PROBLEM TO SOLVE =>
Repeat each entry in full, exactly.

=-=-=-=-=

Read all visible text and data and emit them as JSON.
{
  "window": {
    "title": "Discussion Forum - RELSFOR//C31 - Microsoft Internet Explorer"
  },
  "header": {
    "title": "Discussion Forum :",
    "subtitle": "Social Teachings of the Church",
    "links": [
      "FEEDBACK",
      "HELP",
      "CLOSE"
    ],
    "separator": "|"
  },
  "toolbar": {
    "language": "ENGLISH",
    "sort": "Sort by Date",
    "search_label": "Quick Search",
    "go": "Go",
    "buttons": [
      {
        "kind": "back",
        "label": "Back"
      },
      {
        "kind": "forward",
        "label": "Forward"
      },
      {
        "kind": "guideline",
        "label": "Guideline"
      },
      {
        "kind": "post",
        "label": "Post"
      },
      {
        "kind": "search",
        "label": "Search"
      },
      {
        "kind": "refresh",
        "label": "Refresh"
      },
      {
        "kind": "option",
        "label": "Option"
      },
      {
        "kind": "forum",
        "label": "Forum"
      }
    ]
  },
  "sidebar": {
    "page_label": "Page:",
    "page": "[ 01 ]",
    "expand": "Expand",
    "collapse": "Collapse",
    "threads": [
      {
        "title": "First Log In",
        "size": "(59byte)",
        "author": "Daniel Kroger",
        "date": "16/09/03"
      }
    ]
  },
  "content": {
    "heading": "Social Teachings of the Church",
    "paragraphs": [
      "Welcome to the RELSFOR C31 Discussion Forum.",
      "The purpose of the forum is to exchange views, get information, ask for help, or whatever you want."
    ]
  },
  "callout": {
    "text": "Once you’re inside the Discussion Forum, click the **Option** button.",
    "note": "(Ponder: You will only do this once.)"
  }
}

=-=-=-=-=

ANSWER TO THE PROBLEM =>
Read all visible text and data and emit them as JSON.
{
  "window": {
    "title": "Discussion Forum - RELSFOR//C31 - Microsoft Internet Explorer"
  },
  "header": {
    "title": "Discussion Forum :",
    "subtitle": "Social Teachings of the Church",
    "links": [
      "FEEDBACK",
      "HELP",
      "CLOSE"
    ],
    "separator": "|"
  },
  "toolbar": {
    "language": "ENGLISH",
    "sort": "Sort by Date",
    "search_label": "Quick Search",
    "go": "Go",
    "buttons": [
      {
        "kind": "back",
        "label": "Back"
      },
      {
        "kind": "forward",
        "label": "Forward"
      },
      {
        "kind": "guideline",
        "label": "Guideline"
      },
      {
        "kind": "post",
        "label": "Post"
      },
      {
        "kind": "search",
        "label": "Search"
      },
      {
        "kind": "refresh",
        "label": "Refresh"
      },
      {
        "kind": "option",
        "label": "Option"
      },
      {
        "kind": "forum",
        "label": "Forum"
      }
    ]
  },
  "sidebar": {
    "page_label": "Page:",
    "page": "[ 01 ]",
    "expand": "Expand",
    "collapse": "Collapse",
    "threads": [
      {
        "title": "First Log In",
        "size": "(59byte)",
        "author": "Daniel Kroger",
        "date": "16/09/03"
      }
    ]
  },
  "content": {
    "heading": "Social Teachings of the Church",
    "paragraphs": [
      "Welcome to the RELSFOR C31 Discussion Forum.",
      "The purpose of the forum is to exchange views, get information, ask for help, or whatever you want."
    ]
  },
  "callout": {
    "text": "Once you’re inside the Discussion Forum, click the **Option** button.",
    "note": "(Ponder: You will only do this once.)"
  }
}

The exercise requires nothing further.